▶ _THE REQUEST_
Copy every line of the records below word for word, omitting the pictures.

(Stored entries)
• • • • • • •

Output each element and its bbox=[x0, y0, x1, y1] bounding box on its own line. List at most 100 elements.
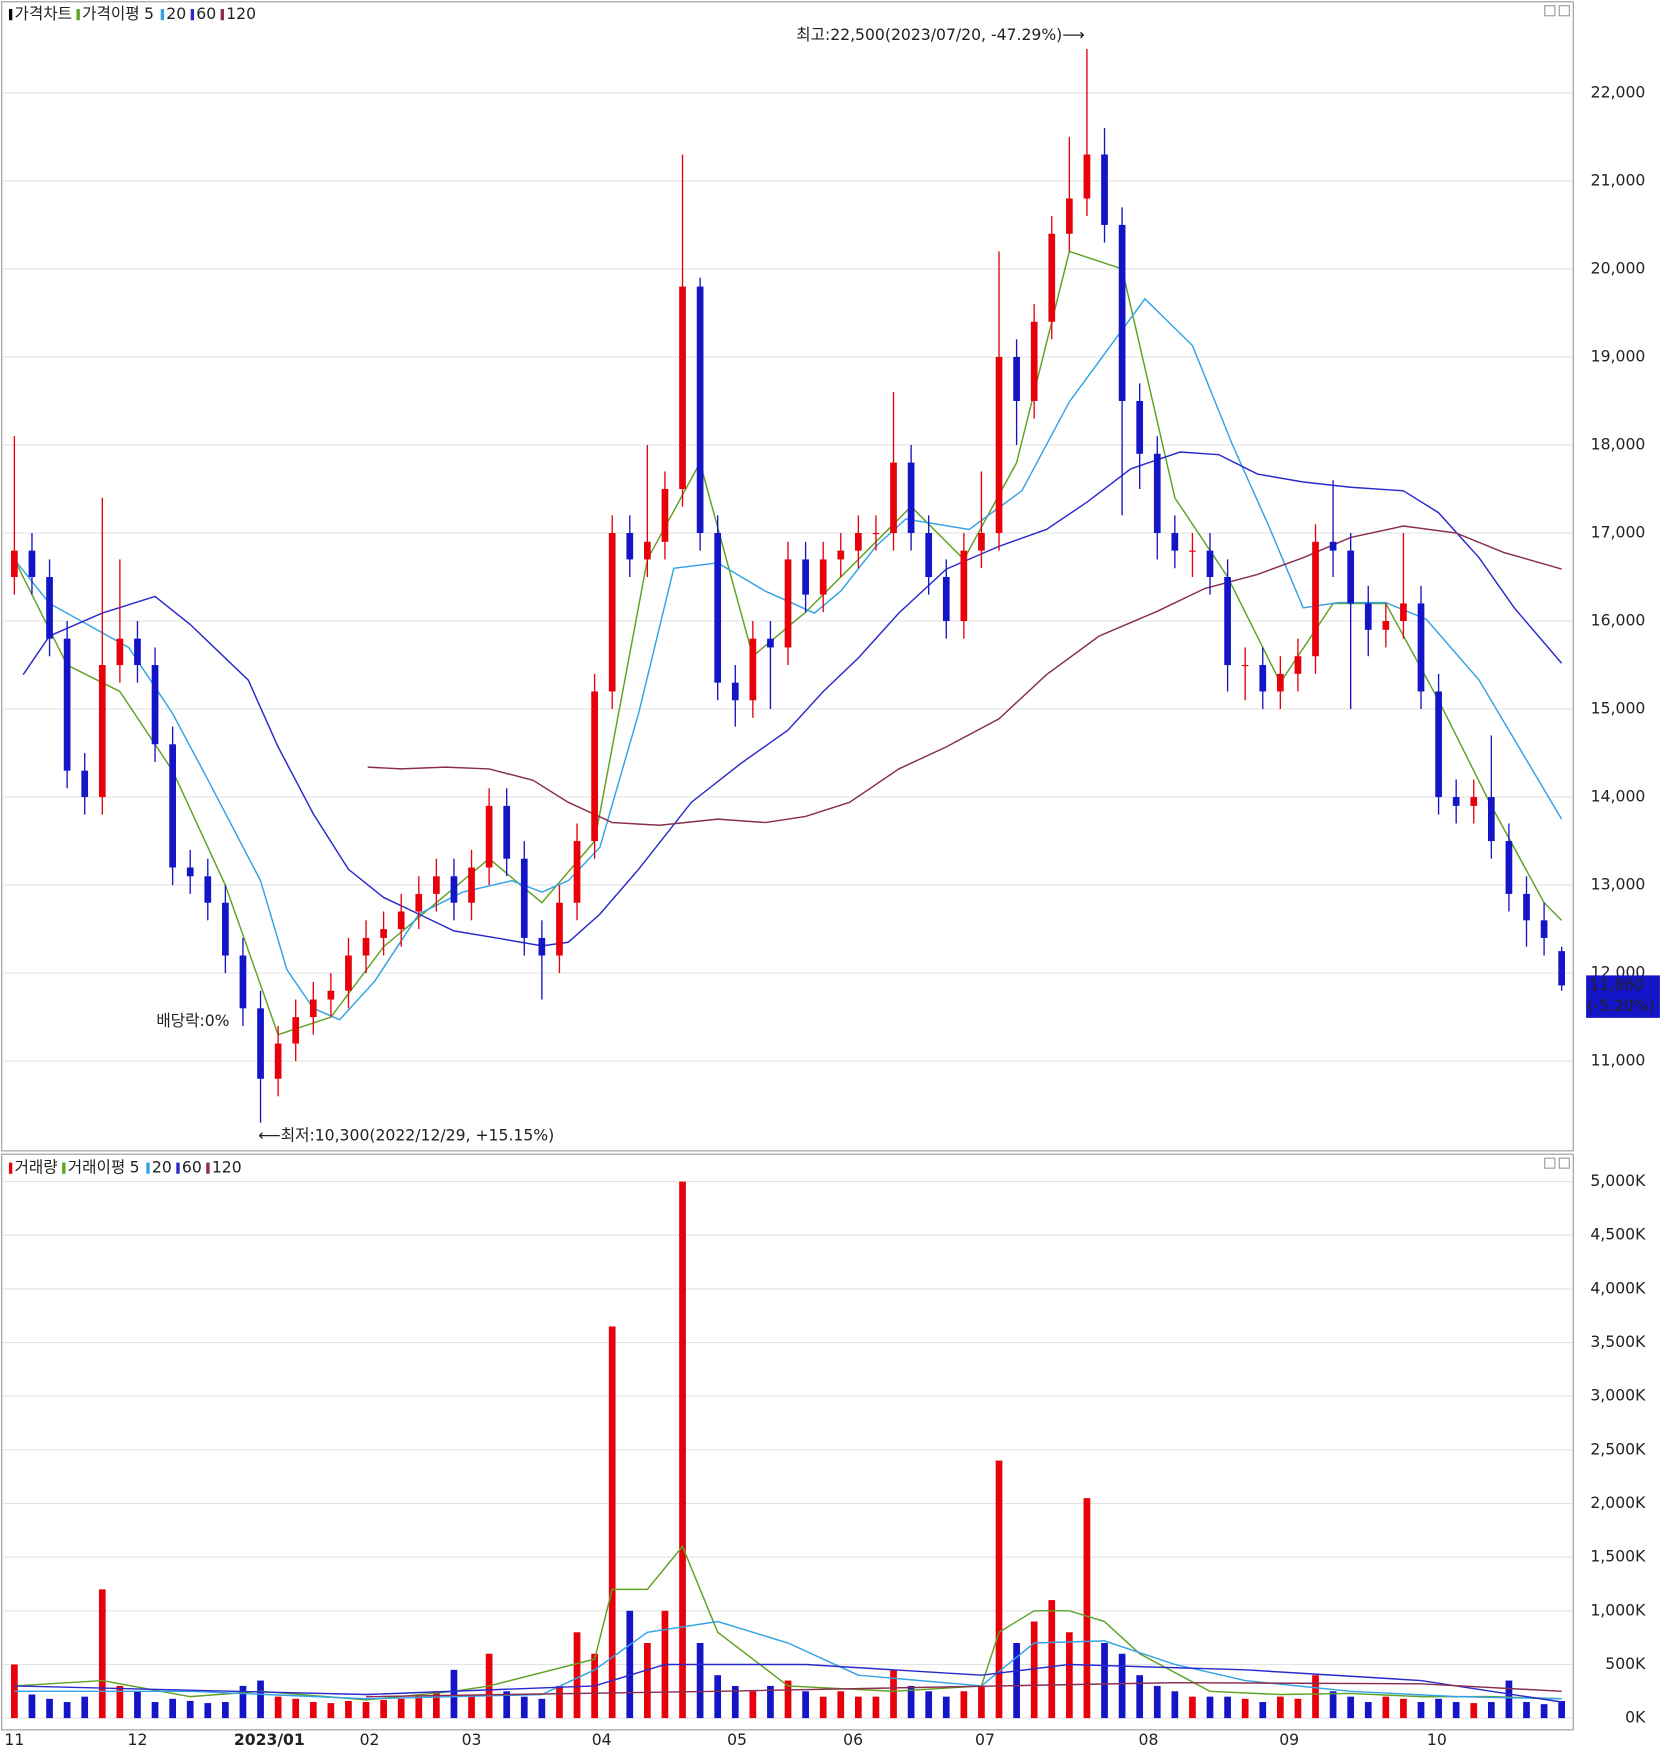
volume-bar bbox=[890, 1669, 897, 1719]
candle-body bbox=[749, 638, 757, 701]
candle-body bbox=[608, 533, 616, 692]
x-tick-label: 02 bbox=[360, 1730, 380, 1749]
candle-body bbox=[995, 356, 1003, 534]
volume-bar bbox=[309, 1702, 317, 1719]
y-tick-label: 5,000K bbox=[1590, 1171, 1646, 1190]
volume-bar bbox=[1136, 1675, 1144, 1719]
volume-bar bbox=[116, 1685, 124, 1719]
candle-body bbox=[1030, 321, 1038, 401]
candle-body bbox=[731, 682, 739, 701]
volume-bar bbox=[1417, 1702, 1425, 1719]
volume-bar bbox=[1048, 1600, 1056, 1719]
candle-body bbox=[1523, 893, 1530, 921]
volume-bar bbox=[415, 1696, 423, 1719]
volume-bar bbox=[345, 1700, 352, 1719]
candle-body bbox=[222, 902, 229, 956]
panel-button[interactable] bbox=[1544, 1157, 1556, 1169]
moving-average-line bbox=[366, 1681, 1562, 1698]
candle-body bbox=[1294, 656, 1302, 674]
volume-bar bbox=[538, 1698, 546, 1719]
candle-body bbox=[1259, 665, 1267, 692]
volume-bar bbox=[608, 1326, 616, 1719]
volume-bar bbox=[433, 1691, 440, 1719]
volume-bar bbox=[450, 1669, 458, 1719]
volume-bar bbox=[1452, 1702, 1460, 1719]
y-tick-label: 21,000 bbox=[1591, 170, 1646, 189]
y-tick-label: 2,500K bbox=[1590, 1439, 1646, 1458]
legend-label: 60 bbox=[196, 4, 216, 23]
volume-bar bbox=[28, 1694, 36, 1719]
y-tick-label: 4,000K bbox=[1590, 1278, 1646, 1297]
x-tick-label: 06 bbox=[843, 1730, 863, 1749]
volume-bar bbox=[327, 1703, 335, 1719]
candle-body bbox=[468, 867, 475, 903]
candle-body bbox=[1241, 665, 1249, 667]
volume-bar bbox=[1276, 1696, 1284, 1719]
volume-bar bbox=[942, 1696, 950, 1719]
volume-bar bbox=[1224, 1696, 1231, 1719]
volume-bar bbox=[1382, 1696, 1390, 1719]
candle-body bbox=[855, 533, 862, 551]
panel-button[interactable] bbox=[1544, 5, 1556, 17]
volume-bar bbox=[679, 1181, 686, 1719]
volume-bar bbox=[872, 1696, 880, 1719]
candle-body bbox=[626, 533, 634, 560]
volume-bar bbox=[503, 1691, 511, 1719]
candle-body bbox=[397, 911, 405, 930]
moving-average-line bbox=[14, 1663, 1562, 1703]
x-tick-label: 03 bbox=[462, 1730, 482, 1749]
x-tick-label: 05 bbox=[727, 1730, 747, 1749]
volume-bar bbox=[1294, 1698, 1302, 1719]
candle-body bbox=[1153, 453, 1161, 534]
volume-bar bbox=[767, 1685, 774, 1719]
legend-marker bbox=[62, 1162, 66, 1174]
volume-bar bbox=[1118, 1653, 1126, 1719]
candle-body bbox=[1347, 550, 1355, 604]
grid-layer bbox=[2, 92, 1573, 1719]
volume-bar bbox=[1347, 1696, 1355, 1719]
panel-button[interactable] bbox=[1558, 1157, 1570, 1169]
candle-body bbox=[380, 929, 387, 938]
candle-body bbox=[362, 937, 370, 956]
volume-bar bbox=[98, 1589, 106, 1719]
x-tick-label: 08 bbox=[1139, 1730, 1159, 1749]
candle-body bbox=[1505, 841, 1513, 894]
candle-body bbox=[960, 550, 968, 622]
volume-bar bbox=[274, 1696, 282, 1719]
y-tick-label: 13,000 bbox=[1591, 875, 1646, 894]
volume-bar bbox=[960, 1691, 968, 1719]
legend-marker bbox=[160, 9, 165, 21]
candle-body bbox=[292, 1017, 300, 1044]
y-tick-label: 4,500K bbox=[1590, 1225, 1646, 1244]
y-tick-label: 20,000 bbox=[1591, 258, 1646, 277]
candle-body bbox=[1487, 797, 1495, 842]
candle-body bbox=[309, 999, 317, 1018]
volume-bar bbox=[644, 1643, 651, 1719]
y-tick-label: 15,000 bbox=[1591, 699, 1646, 718]
volume-bar bbox=[907, 1685, 915, 1719]
panel-button[interactable] bbox=[1558, 5, 1570, 17]
y-tick-label: 16,000 bbox=[1591, 611, 1646, 630]
volume-bar bbox=[1083, 1498, 1091, 1719]
candle-body bbox=[1013, 356, 1020, 401]
moving-average-line bbox=[14, 1620, 1562, 1700]
candle-body bbox=[1470, 797, 1478, 806]
legend-label: 120 bbox=[226, 4, 256, 23]
legend-label: 5 bbox=[130, 1158, 140, 1177]
volume-bar bbox=[1487, 1702, 1495, 1719]
legend-label: 5 bbox=[144, 4, 154, 23]
high-annotation: 최고:22,500(2023/07/20, -47.29%)⟶ bbox=[796, 25, 1085, 44]
candle-body bbox=[679, 286, 686, 489]
volume-bar bbox=[1241, 1698, 1249, 1719]
candle-body bbox=[63, 638, 71, 771]
candle-body bbox=[942, 577, 950, 622]
legend-label: 20 bbox=[152, 1158, 172, 1177]
legend-marker bbox=[146, 1162, 150, 1174]
legend-label: 20 bbox=[166, 4, 186, 23]
volume-bar bbox=[186, 1700, 194, 1719]
last-price-label: 11,860 bbox=[1589, 975, 1644, 994]
volume-bar bbox=[239, 1685, 247, 1719]
low-annotation: ⟵최저:10,300(2022/12/29, +15.15%) bbox=[258, 1126, 554, 1145]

• • • • • • •

▶ _EXPECTED OUTPUT_
Output each element and its bbox=[x0, y0, x1, y1] bounding box on its own line. List at most 100 elements.
volume-bar bbox=[890, 1669, 897, 1719]
candle-body bbox=[749, 638, 757, 701]
candle-body bbox=[608, 533, 616, 692]
x-tick-label: 02 bbox=[360, 1730, 380, 1749]
candle-body bbox=[995, 356, 1003, 534]
volume-bar bbox=[309, 1702, 317, 1719]
y-tick-label: 5,000K bbox=[1590, 1171, 1646, 1190]
volume-bar bbox=[1136, 1675, 1144, 1719]
volume-bar bbox=[116, 1685, 124, 1719]
candle-body bbox=[1030, 321, 1038, 401]
candle-body bbox=[731, 682, 739, 701]
volume-bar bbox=[1417, 1702, 1425, 1719]
volume-bar bbox=[1048, 1600, 1056, 1719]
candle-body bbox=[1523, 893, 1530, 921]
volume-bar bbox=[415, 1696, 423, 1719]
volume-bar bbox=[345, 1700, 352, 1719]
candle-body bbox=[222, 902, 229, 956]
panel-button[interactable] bbox=[1544, 1157, 1556, 1169]
moving-average-line bbox=[366, 1681, 1562, 1698]
candle-body bbox=[1294, 656, 1302, 674]
volume-bar bbox=[538, 1698, 546, 1719]
candle-body bbox=[1259, 665, 1267, 692]
volume-bar bbox=[608, 1326, 616, 1719]
volume-bar bbox=[433, 1691, 440, 1719]
volume-bar bbox=[450, 1669, 458, 1719]
volume-bar bbox=[1452, 1702, 1460, 1719]
y-tick-label: 21,000 bbox=[1591, 170, 1646, 189]
y-tick-label: 2,500K bbox=[1590, 1439, 1646, 1458]
legend-label: 60 bbox=[196, 4, 216, 23]
volume-bar bbox=[28, 1694, 36, 1719]
y-tick-label: 4,000K bbox=[1590, 1278, 1646, 1297]
x-tick-label: 06 bbox=[843, 1730, 863, 1749]
volume-bar bbox=[327, 1703, 335, 1719]
candle-body bbox=[468, 867, 475, 903]
candle-body bbox=[1241, 665, 1249, 667]
volume-bar bbox=[1276, 1696, 1284, 1719]
volume-bar bbox=[942, 1696, 950, 1719]
volume-bar bbox=[1224, 1696, 1231, 1719]
volume-bar bbox=[1382, 1696, 1390, 1719]
candle-body bbox=[855, 533, 862, 551]
panel-button[interactable] bbox=[1544, 5, 1556, 17]
volume-bar bbox=[679, 1181, 686, 1719]
volume-bar bbox=[872, 1696, 880, 1719]
candle-body bbox=[626, 533, 634, 560]
volume-bar bbox=[503, 1691, 511, 1719]
candle-body bbox=[397, 911, 405, 930]
moving-average-line bbox=[14, 1663, 1562, 1703]
x-tick-label: 03 bbox=[462, 1730, 482, 1749]
x-tick-label: 05 bbox=[727, 1730, 747, 1749]
volume-bar bbox=[1294, 1698, 1302, 1719]
candle-body bbox=[1153, 453, 1161, 534]
volume-bar bbox=[767, 1685, 774, 1719]
legend-marker bbox=[62, 1162, 66, 1174]
volume-bar bbox=[1118, 1653, 1126, 1719]
candle-body bbox=[1347, 550, 1355, 604]
grid-layer bbox=[2, 92, 1573, 1719]
volume-bar bbox=[1347, 1696, 1355, 1719]
panel-button[interactable] bbox=[1558, 1157, 1570, 1169]
candle-body bbox=[380, 929, 387, 938]
candle-body bbox=[362, 937, 370, 956]
volume-bar bbox=[98, 1589, 106, 1719]
x-tick-label: 08 bbox=[1139, 1730, 1159, 1749]
candle-body bbox=[1505, 841, 1513, 894]
candle-body bbox=[960, 550, 968, 622]
volume-bar bbox=[274, 1696, 282, 1719]
y-tick-label: 13,000 bbox=[1591, 875, 1646, 894]
volume-bar bbox=[960, 1691, 968, 1719]
legend-marker bbox=[160, 9, 165, 21]
candle-body bbox=[292, 1017, 300, 1044]
y-tick-label: 4,500K bbox=[1590, 1225, 1646, 1244]
y-tick-label: 20,000 bbox=[1591, 258, 1646, 277]
candle-body bbox=[1487, 797, 1495, 842]
candle-body bbox=[309, 999, 317, 1018]
volume-bar bbox=[644, 1643, 651, 1719]
y-tick-label: 15,000 bbox=[1591, 699, 1646, 718]
volume-bar bbox=[907, 1685, 915, 1719]
panel-button[interactable] bbox=[1558, 5, 1570, 17]
y-tick-label: 16,000 bbox=[1591, 611, 1646, 630]
volume-bar bbox=[1083, 1498, 1091, 1719]
candle-body bbox=[1013, 356, 1020, 401]
moving-average-line bbox=[14, 1620, 1562, 1700]
candle-body bbox=[1470, 797, 1478, 806]
legend-label: 120 bbox=[226, 4, 256, 23]
legend-label: 5 bbox=[130, 1158, 140, 1177]
volume-bar bbox=[1487, 1702, 1495, 1719]
legend-label: 5 bbox=[144, 4, 154, 23]
high-annotation: 최고:22,500(2023/07/20, -47.29%)⟶ bbox=[796, 25, 1085, 44]
candle-body bbox=[679, 286, 686, 489]
volume-bar bbox=[1241, 1698, 1249, 1719]
candle-body bbox=[63, 638, 71, 771]
candle-body bbox=[942, 577, 950, 622]
legend-label: 20 bbox=[152, 1158, 172, 1177]
legend-marker bbox=[146, 1162, 150, 1174]
legend-label: 20 bbox=[166, 4, 186, 23]
volume-bar bbox=[186, 1700, 194, 1719]
last-price-label: 11,860 bbox=[1589, 975, 1644, 994]
volume-bar bbox=[239, 1685, 247, 1719]
low-annotation: ⟵최저:10,300(2022/12/29, +15.15%) bbox=[258, 1126, 554, 1145]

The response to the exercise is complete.